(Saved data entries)

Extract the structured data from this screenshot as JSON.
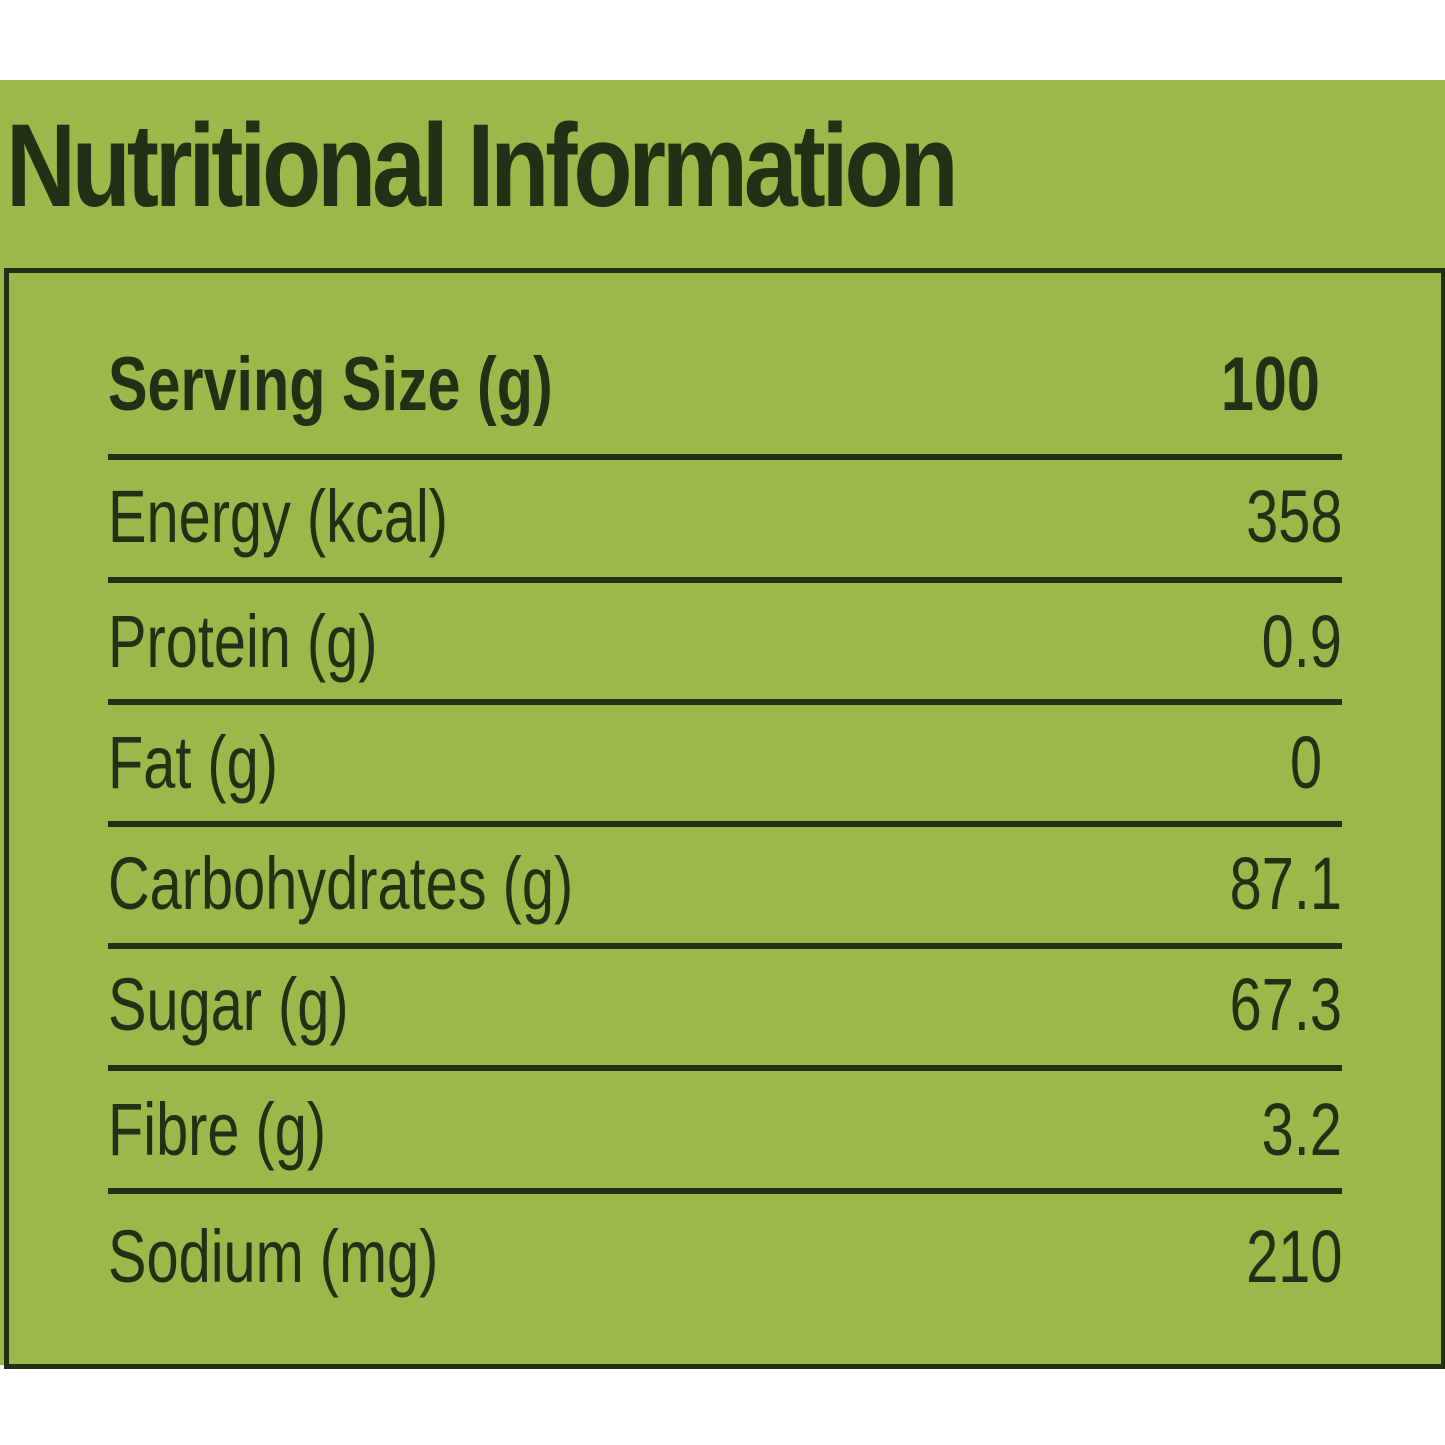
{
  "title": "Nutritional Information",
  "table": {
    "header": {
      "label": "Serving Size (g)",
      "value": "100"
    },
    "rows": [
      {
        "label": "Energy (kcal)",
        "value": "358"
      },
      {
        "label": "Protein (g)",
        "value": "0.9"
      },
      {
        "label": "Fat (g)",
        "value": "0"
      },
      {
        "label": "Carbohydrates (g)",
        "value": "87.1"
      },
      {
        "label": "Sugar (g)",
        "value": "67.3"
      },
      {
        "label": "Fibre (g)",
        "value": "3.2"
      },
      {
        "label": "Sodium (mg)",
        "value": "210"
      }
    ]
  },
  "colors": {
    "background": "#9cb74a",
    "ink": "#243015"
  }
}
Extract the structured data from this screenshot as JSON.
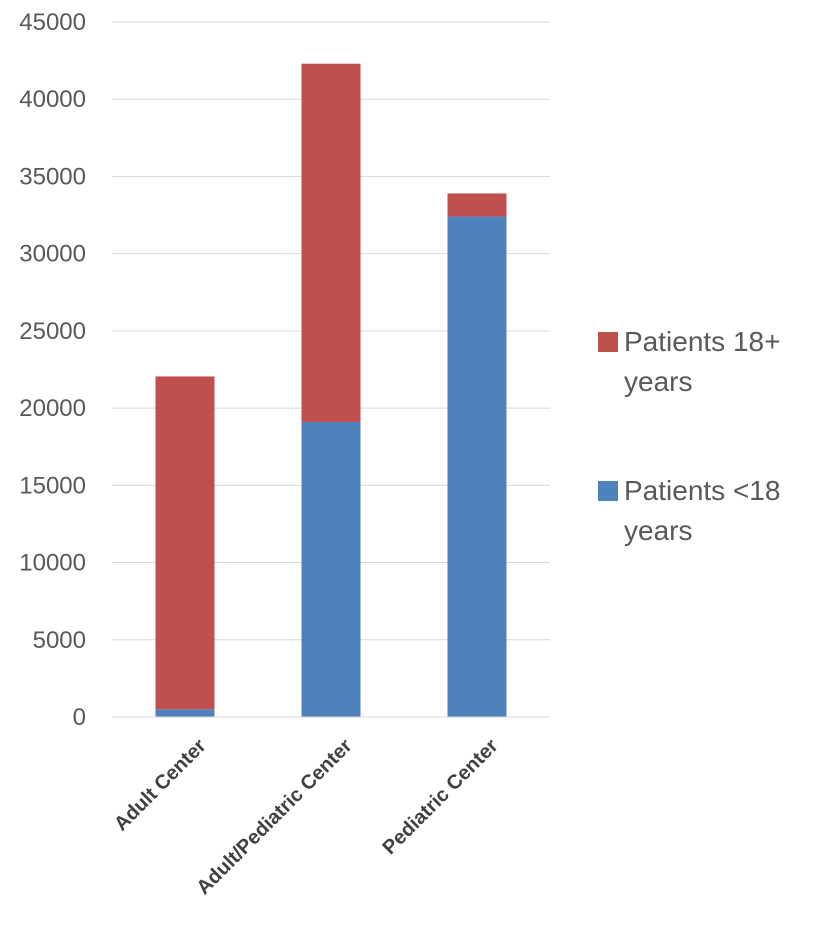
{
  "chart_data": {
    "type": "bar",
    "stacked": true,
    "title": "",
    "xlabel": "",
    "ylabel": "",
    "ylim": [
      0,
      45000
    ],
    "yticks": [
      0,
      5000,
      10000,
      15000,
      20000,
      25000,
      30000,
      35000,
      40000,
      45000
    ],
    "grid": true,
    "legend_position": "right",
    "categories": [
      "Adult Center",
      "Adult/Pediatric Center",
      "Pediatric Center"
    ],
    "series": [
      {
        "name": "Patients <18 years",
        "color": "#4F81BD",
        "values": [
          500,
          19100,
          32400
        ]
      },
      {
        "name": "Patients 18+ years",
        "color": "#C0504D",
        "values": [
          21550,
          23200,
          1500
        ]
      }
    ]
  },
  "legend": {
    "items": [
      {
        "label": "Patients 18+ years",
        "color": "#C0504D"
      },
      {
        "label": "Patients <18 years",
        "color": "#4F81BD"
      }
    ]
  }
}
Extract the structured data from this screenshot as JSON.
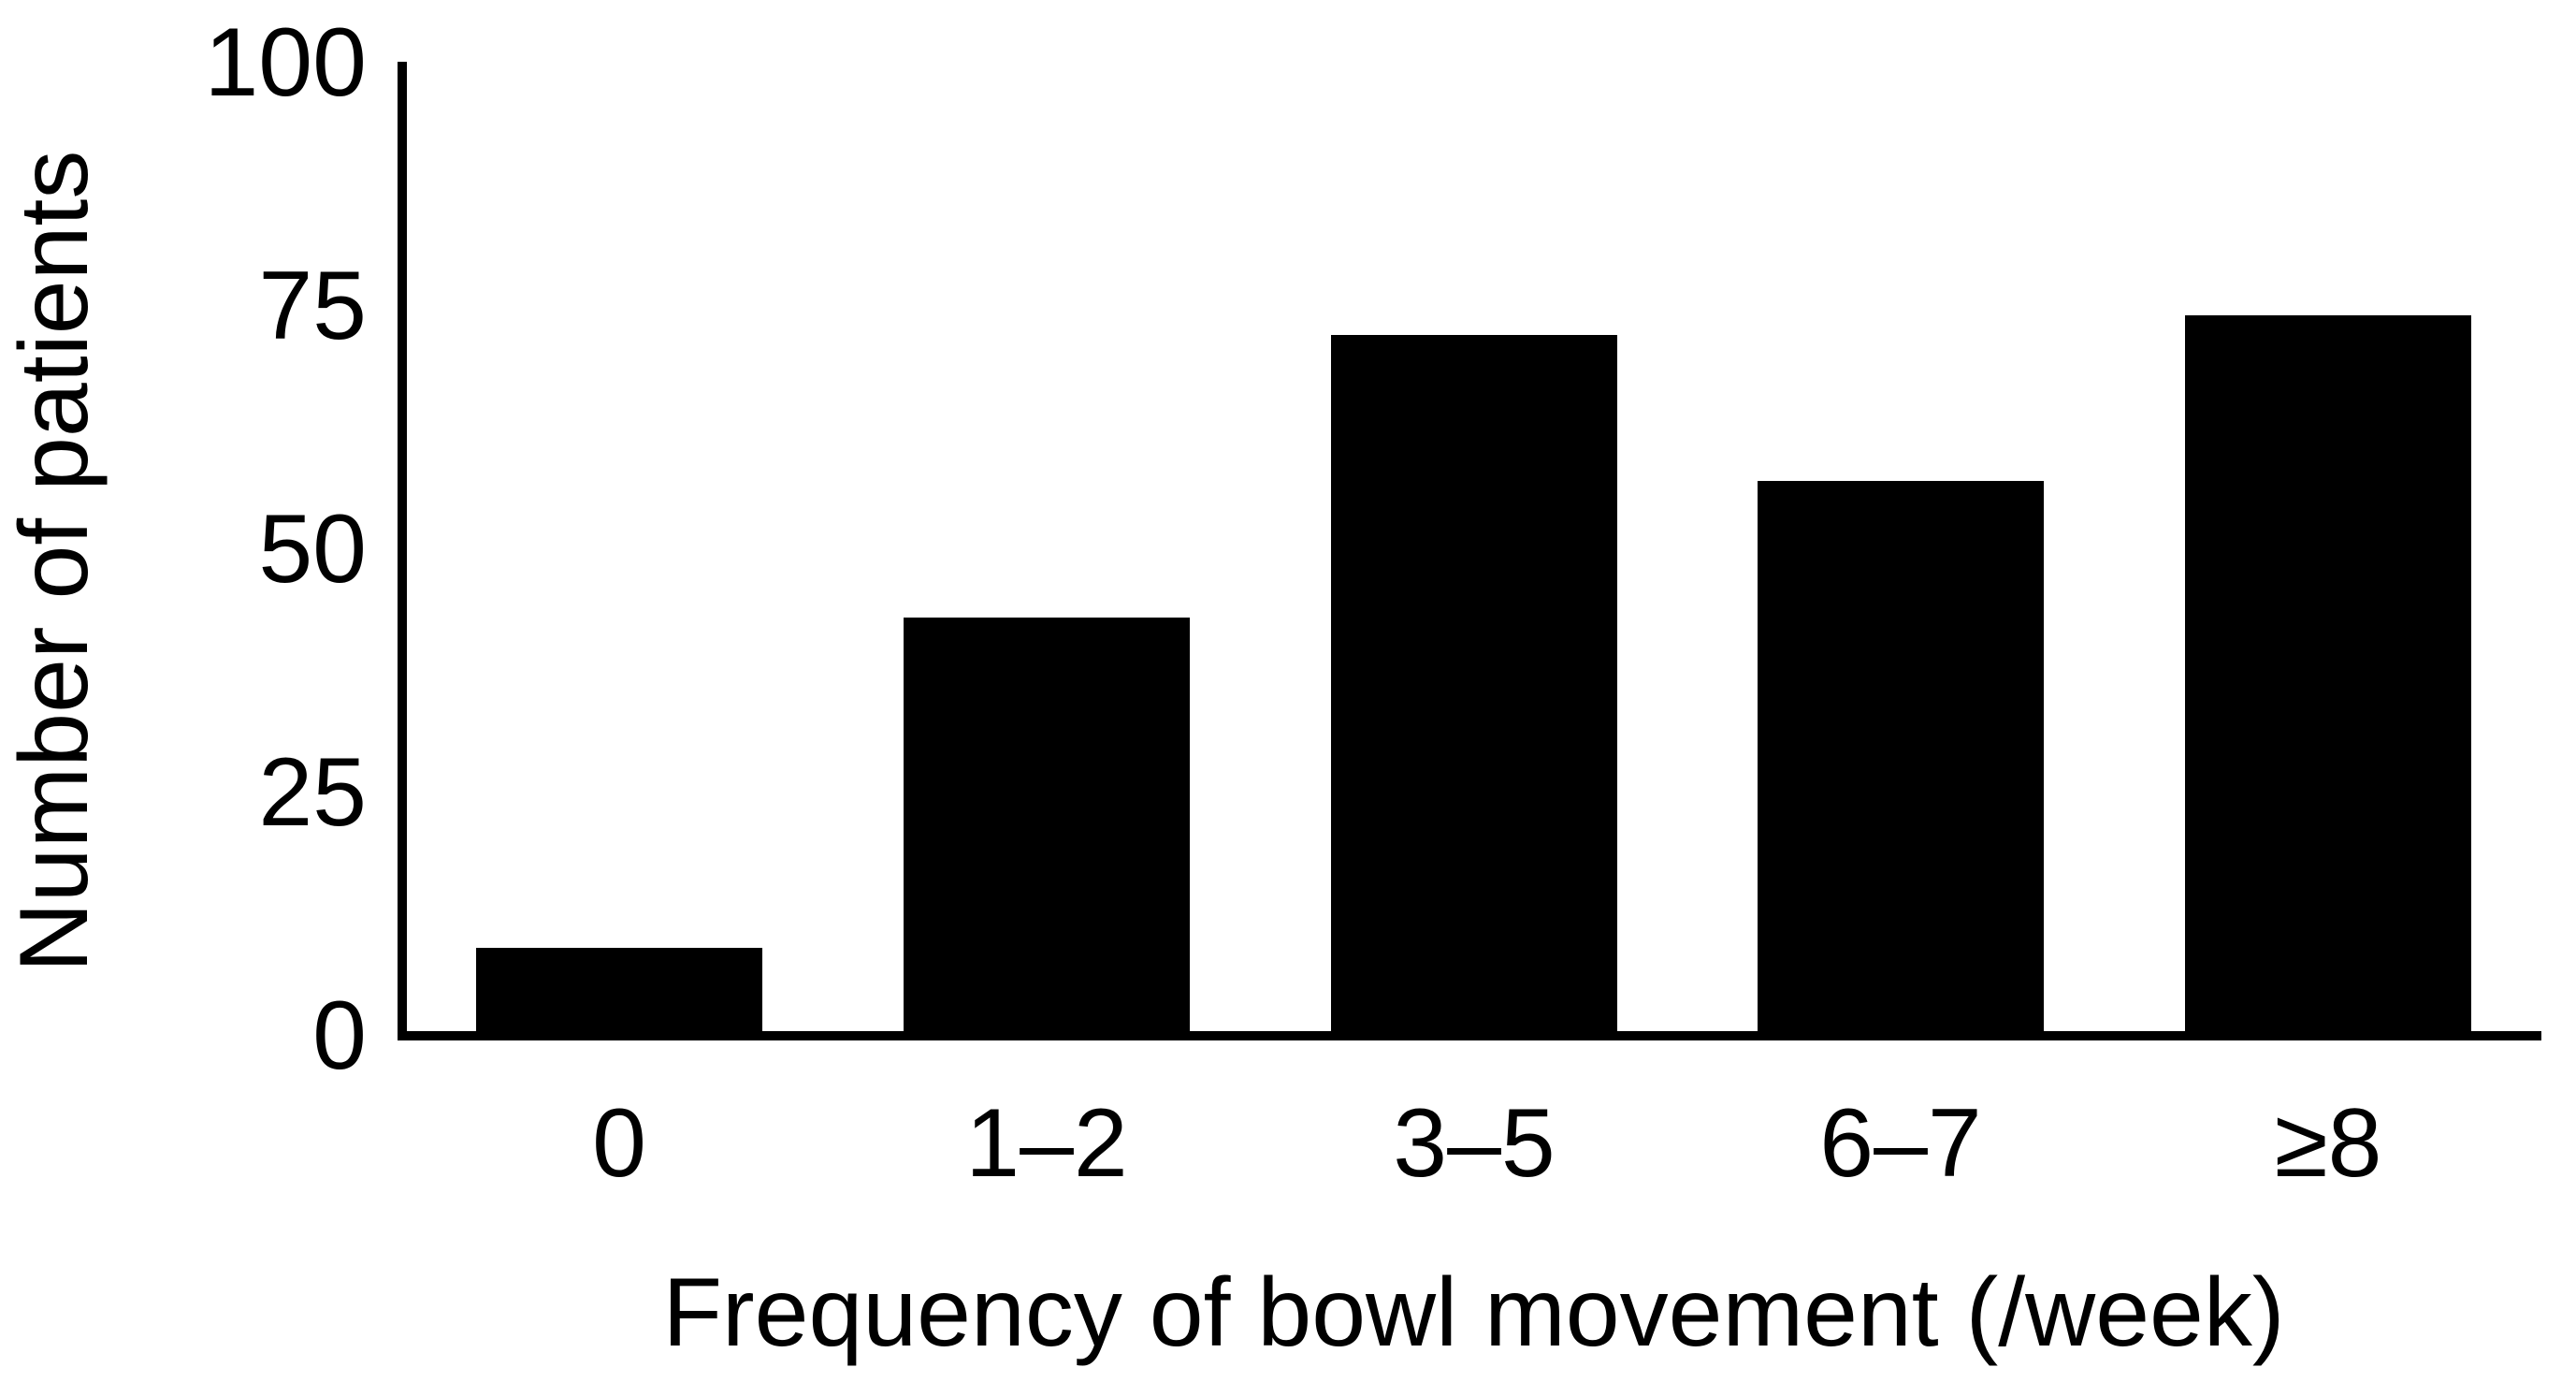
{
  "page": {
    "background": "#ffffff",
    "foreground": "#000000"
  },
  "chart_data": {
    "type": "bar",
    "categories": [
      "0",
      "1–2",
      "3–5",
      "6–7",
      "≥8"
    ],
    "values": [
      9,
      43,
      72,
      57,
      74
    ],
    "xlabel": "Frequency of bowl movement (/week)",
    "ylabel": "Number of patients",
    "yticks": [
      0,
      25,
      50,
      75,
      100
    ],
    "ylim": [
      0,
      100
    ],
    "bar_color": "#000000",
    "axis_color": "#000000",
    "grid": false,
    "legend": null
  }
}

» WHAT THE TASK ASKS: The data shown above must be printed again exactly, with no images included.

» SOLUTION:
Extract the structured data from this screenshot as JSON.
{
  "title": "Nutritional Information",
  "table": {
    "header": {
      "label": "Serving Size (g)",
      "value": "100"
    },
    "rows": [
      {
        "label": "Energy (kcal)",
        "value": "358"
      },
      {
        "label": "Protein (g)",
        "value": "0.9"
      },
      {
        "label": "Fat (g)",
        "value": "0"
      },
      {
        "label": "Carbohydrates (g)",
        "value": "87.1"
      },
      {
        "label": "Sugar (g)",
        "value": "67.3"
      },
      {
        "label": "Fibre (g)",
        "value": "3.2"
      },
      {
        "label": "Sodium (mg)",
        "value": "210"
      }
    ]
  },
  "colors": {
    "background": "#9cb74a",
    "ink": "#243015"
  }
}
Extract the structured data from this screenshot as JSON.
{
  "chart_data": {
    "type": "bar",
    "stacked": true,
    "title": "",
    "xlabel": "",
    "ylabel": "",
    "ylim": [
      0,
      45000
    ],
    "yticks": [
      0,
      5000,
      10000,
      15000,
      20000,
      25000,
      30000,
      35000,
      40000,
      45000
    ],
    "grid": true,
    "legend_position": "right",
    "categories": [
      "Adult Center",
      "Adult/Pediatric Center",
      "Pediatric Center"
    ],
    "series": [
      {
        "name": "Patients <18 years",
        "color": "#4F81BD",
        "values": [
          500,
          19100,
          32400
        ]
      },
      {
        "name": "Patients 18+ years",
        "color": "#C0504D",
        "values": [
          21550,
          23200,
          1500
        ]
      }
    ]
  },
  "legend": {
    "items": [
      {
        "label": "Patients 18+ years",
        "color": "#C0504D"
      },
      {
        "label": "Patients <18 years",
        "color": "#4F81BD"
      }
    ]
  }
}
Extract the structured data from this screenshot as JSON.
{
  "page": {
    "background": "#ffffff",
    "foreground": "#000000"
  },
  "chart_data": {
    "type": "bar",
    "categories": [
      "0",
      "1–2",
      "3–5",
      "6–7",
      "≥8"
    ],
    "values": [
      9,
      43,
      72,
      57,
      74
    ],
    "xlabel": "Frequency of bowl movement (/week)",
    "ylabel": "Number of patients",
    "yticks": [
      0,
      25,
      50,
      75,
      100
    ],
    "ylim": [
      0,
      100
    ],
    "bar_color": "#000000",
    "axis_color": "#000000",
    "grid": false,
    "legend": null
  }
}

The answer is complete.